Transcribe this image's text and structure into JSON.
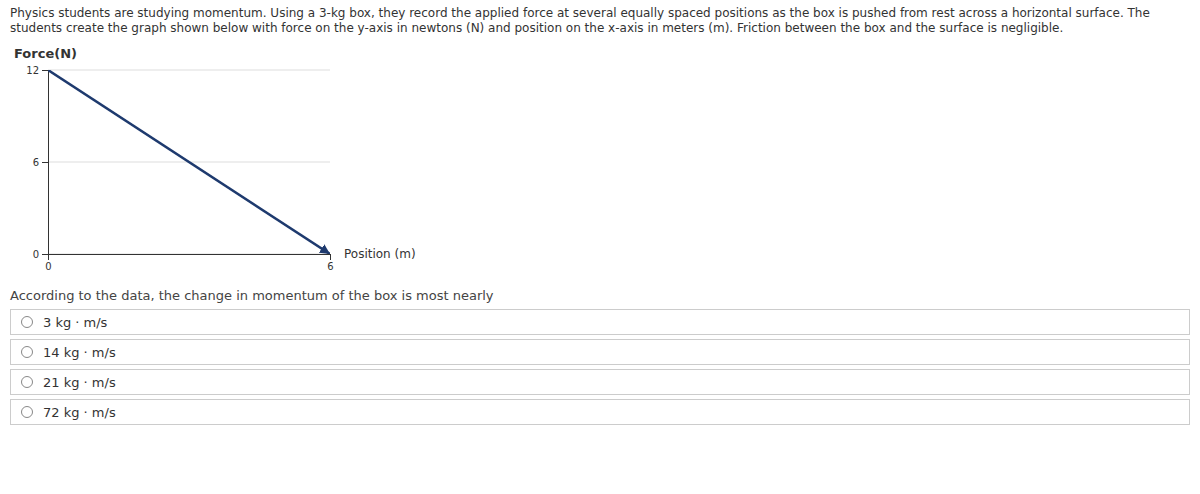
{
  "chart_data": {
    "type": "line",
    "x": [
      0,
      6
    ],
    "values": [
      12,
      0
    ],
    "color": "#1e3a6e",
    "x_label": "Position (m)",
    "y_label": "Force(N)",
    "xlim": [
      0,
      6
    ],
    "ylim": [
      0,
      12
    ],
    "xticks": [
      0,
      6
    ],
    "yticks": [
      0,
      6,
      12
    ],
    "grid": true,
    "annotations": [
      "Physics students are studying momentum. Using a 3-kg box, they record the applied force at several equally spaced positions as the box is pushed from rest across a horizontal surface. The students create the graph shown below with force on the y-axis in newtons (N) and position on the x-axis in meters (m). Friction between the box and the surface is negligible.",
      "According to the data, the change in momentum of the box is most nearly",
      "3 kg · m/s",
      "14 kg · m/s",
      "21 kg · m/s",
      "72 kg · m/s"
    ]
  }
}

• • • • •

TASK PROMPT >> None of the pictures should appear; repeat the records exactly otherwise.

EXERCISE OUTPUT >>
Transcribe this image's text and structure into JSON.
{
  "chart_data": {
    "type": "line",
    "x": [
      0,
      6
    ],
    "values": [
      12,
      0
    ],
    "color": "#1e3a6e",
    "x_label": "Position (m)",
    "y_label": "Force(N)",
    "xlim": [
      0,
      6
    ],
    "ylim": [
      0,
      12
    ],
    "xticks": [
      0,
      6
    ],
    "yticks": [
      0,
      6,
      12
    ],
    "grid": true,
    "annotations": [
      "Physics students are studying momentum. Using a 3-kg box, they record the applied force at several equally spaced positions as the box is pushed from rest across a horizontal surface. The students create the graph shown below with force on the y-axis in newtons (N) and position on the x-axis in meters (m). Friction between the box and the surface is negligible.",
      "According to the data, the change in momentum of the box is most nearly",
      "3 kg · m/s",
      "14 kg · m/s",
      "21 kg · m/s",
      "72 kg · m/s"
    ]
  }
}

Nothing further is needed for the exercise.